**Entries shown:**
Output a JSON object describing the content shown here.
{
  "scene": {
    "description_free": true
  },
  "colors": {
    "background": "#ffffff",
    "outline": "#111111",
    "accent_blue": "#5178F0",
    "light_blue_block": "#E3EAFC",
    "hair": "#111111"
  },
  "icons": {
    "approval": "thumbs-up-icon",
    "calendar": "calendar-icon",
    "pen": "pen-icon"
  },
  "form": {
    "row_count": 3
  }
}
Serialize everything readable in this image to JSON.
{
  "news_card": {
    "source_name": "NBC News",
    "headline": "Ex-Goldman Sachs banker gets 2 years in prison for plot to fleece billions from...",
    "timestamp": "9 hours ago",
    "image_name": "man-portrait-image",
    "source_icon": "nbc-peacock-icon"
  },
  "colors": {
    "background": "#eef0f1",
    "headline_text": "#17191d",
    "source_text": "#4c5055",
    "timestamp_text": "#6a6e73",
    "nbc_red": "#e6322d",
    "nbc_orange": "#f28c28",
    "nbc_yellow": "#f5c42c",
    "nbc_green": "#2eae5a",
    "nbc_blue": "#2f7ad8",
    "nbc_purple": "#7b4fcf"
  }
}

**Aim:** Copy out each line above, character for character.

**Task output:**
Output a JSON object describing the content shown here.
{
  "scene": {
    "description_free": true
  },
  "colors": {
    "background": "#ffffff",
    "outline": "#111111",
    "accent_blue": "#5178F0",
    "light_blue_block": "#E3EAFC",
    "hair": "#111111"
  },
  "icons": {
    "approval": "thumbs-up-icon",
    "calendar": "calendar-icon",
    "pen": "pen-icon"
  },
  "form": {
    "row_count": 3
  }
}
Serialize everything readable in this image to JSON.
{
  "news_card": {
    "source_name": "NBC News",
    "headline": "Ex-Goldman Sachs banker gets 2 years in prison for plot to fleece billions from...",
    "timestamp": "9 hours ago",
    "image_name": "man-portrait-image",
    "source_icon": "nbc-peacock-icon"
  },
  "colors": {
    "background": "#eef0f1",
    "headline_text": "#17191d",
    "source_text": "#4c5055",
    "timestamp_text": "#6a6e73",
    "nbc_red": "#e6322d",
    "nbc_orange": "#f28c28",
    "nbc_yellow": "#f5c42c",
    "nbc_green": "#2eae5a",
    "nbc_blue": "#2f7ad8",
    "nbc_purple": "#7b4fcf"
  }
}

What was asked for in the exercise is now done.